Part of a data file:
=======

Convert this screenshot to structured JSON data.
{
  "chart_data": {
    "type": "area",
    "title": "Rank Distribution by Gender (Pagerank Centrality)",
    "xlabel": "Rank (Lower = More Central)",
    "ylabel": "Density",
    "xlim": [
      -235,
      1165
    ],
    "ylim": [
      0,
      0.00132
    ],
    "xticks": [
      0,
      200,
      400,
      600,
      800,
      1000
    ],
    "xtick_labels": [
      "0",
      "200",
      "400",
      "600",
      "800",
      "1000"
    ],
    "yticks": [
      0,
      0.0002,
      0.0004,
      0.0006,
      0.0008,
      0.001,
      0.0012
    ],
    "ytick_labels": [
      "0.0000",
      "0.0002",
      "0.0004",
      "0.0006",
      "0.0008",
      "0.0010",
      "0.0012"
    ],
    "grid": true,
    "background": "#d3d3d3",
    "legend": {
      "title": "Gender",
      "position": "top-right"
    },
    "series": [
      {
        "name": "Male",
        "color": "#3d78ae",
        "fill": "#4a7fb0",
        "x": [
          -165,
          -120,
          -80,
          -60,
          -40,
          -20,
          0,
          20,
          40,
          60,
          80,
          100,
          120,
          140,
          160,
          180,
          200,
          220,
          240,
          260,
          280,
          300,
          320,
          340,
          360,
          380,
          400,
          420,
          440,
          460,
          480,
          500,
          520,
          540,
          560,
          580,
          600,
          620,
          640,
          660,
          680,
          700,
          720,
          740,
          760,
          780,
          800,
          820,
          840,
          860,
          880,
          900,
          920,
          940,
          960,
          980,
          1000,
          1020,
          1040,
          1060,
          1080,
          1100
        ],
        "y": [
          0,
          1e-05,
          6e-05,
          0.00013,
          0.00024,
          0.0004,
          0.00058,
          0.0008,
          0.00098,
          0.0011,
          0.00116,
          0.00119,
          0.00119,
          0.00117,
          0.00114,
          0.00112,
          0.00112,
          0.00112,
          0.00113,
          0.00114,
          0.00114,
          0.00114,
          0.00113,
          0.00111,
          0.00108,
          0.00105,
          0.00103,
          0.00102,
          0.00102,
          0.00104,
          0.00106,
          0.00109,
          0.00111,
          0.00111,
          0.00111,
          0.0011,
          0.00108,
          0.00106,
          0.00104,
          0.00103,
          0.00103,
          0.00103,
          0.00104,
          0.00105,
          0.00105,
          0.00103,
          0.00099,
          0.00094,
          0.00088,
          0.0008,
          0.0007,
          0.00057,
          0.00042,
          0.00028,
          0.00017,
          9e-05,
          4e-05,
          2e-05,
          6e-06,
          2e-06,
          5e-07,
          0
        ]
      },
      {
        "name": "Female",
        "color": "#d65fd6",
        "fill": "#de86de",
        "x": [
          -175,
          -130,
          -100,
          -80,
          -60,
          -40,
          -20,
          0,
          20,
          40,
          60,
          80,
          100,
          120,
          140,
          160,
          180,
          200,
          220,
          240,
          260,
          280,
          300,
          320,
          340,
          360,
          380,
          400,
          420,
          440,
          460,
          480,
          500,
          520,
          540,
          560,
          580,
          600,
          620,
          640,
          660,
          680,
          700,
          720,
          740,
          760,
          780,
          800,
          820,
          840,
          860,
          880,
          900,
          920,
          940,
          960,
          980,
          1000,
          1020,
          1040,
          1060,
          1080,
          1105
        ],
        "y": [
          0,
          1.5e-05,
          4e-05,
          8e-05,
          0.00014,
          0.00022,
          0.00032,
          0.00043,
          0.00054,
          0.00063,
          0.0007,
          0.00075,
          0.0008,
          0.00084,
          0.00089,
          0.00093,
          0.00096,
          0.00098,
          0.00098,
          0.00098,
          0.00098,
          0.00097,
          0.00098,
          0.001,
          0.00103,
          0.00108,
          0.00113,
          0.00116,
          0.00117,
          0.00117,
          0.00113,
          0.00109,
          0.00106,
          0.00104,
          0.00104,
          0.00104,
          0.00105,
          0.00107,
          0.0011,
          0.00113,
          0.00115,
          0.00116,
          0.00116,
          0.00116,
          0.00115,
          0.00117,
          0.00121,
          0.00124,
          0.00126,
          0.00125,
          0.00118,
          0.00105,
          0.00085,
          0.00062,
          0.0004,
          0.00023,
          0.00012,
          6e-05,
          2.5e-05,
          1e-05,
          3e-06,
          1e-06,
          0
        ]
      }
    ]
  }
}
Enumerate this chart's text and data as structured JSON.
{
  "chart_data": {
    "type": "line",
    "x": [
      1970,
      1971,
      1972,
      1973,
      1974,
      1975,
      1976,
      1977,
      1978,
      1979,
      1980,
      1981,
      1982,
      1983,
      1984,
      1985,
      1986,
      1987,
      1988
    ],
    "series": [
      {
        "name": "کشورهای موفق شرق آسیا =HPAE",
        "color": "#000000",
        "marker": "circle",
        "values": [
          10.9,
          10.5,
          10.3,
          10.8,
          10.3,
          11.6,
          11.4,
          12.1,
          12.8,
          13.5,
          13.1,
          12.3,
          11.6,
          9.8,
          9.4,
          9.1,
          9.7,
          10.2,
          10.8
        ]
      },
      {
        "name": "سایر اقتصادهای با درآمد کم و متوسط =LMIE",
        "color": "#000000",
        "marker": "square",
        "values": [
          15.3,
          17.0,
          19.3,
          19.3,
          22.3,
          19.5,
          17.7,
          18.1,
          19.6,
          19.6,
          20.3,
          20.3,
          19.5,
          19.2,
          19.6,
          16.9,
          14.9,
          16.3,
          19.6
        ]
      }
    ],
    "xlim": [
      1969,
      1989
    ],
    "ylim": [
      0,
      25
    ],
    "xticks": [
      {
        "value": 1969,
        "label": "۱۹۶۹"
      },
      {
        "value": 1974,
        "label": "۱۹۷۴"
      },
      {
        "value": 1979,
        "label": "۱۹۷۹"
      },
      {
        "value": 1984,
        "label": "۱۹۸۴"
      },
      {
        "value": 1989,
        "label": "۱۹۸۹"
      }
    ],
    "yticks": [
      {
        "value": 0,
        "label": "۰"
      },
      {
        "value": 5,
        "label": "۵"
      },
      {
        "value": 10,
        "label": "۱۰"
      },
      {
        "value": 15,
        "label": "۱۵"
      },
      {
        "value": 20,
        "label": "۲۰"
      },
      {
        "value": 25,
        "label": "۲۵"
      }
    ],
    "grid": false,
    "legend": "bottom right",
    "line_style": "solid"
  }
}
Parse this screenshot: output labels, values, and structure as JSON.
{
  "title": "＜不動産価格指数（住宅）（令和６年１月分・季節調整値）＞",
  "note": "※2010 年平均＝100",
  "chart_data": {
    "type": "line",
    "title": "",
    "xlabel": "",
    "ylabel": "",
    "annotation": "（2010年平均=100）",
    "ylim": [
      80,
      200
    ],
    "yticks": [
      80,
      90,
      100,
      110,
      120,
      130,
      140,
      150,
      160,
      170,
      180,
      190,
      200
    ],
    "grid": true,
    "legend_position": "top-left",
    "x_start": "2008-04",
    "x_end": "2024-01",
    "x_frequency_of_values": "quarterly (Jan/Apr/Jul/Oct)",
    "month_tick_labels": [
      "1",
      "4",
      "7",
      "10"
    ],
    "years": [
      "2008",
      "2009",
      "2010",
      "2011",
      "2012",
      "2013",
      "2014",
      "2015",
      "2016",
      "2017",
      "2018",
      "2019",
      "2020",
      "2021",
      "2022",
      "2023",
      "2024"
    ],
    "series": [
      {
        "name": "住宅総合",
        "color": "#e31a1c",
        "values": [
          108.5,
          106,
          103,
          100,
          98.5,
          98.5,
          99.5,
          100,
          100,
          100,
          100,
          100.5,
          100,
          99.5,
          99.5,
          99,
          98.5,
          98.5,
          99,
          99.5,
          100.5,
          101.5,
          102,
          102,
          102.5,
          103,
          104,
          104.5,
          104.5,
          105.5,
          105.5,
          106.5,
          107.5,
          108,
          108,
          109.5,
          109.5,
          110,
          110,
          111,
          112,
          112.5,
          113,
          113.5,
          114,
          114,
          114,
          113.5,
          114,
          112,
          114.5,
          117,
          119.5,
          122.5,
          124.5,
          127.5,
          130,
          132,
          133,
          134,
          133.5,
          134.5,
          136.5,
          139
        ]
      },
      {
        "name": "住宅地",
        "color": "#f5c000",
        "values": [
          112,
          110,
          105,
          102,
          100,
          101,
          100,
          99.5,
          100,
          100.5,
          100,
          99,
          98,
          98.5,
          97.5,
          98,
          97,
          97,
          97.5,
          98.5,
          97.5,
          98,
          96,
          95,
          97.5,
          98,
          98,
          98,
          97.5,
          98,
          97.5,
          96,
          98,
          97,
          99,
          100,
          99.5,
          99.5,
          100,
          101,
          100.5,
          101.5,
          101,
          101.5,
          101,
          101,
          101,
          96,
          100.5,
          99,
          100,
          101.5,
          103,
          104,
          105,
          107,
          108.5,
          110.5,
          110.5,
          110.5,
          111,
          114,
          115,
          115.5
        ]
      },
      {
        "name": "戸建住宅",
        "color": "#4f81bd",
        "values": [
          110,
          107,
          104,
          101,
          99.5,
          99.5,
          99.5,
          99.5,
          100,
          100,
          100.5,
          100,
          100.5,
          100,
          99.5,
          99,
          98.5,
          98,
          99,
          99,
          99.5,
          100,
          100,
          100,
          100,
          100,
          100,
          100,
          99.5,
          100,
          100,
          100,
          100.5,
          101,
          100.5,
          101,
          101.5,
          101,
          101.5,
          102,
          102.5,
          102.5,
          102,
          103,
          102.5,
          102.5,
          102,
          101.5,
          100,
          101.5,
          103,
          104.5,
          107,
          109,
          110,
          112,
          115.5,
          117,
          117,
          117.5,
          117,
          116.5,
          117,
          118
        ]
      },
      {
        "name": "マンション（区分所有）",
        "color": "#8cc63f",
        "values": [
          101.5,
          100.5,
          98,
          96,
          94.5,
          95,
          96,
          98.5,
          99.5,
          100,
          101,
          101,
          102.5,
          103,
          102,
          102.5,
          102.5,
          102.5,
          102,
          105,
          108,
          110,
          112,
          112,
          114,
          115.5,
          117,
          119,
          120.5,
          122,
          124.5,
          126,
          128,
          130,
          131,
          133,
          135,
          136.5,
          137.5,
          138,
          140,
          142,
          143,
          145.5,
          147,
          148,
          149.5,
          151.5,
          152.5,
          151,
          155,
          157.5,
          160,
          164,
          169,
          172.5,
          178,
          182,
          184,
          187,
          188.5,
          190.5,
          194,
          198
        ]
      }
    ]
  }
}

=======

■ Exercise prompt
Look through the material above and pick out each line holding the word "color".

■ Full output
        "color": "#3d78ae",
        "color": "#d65fd6",
        "color": "#000000",
        "color": "#000000",
        "color": "#e31a1c",
        "color": "#f5c000",
        "color": "#4f81bd",
        "color": "#8cc63f",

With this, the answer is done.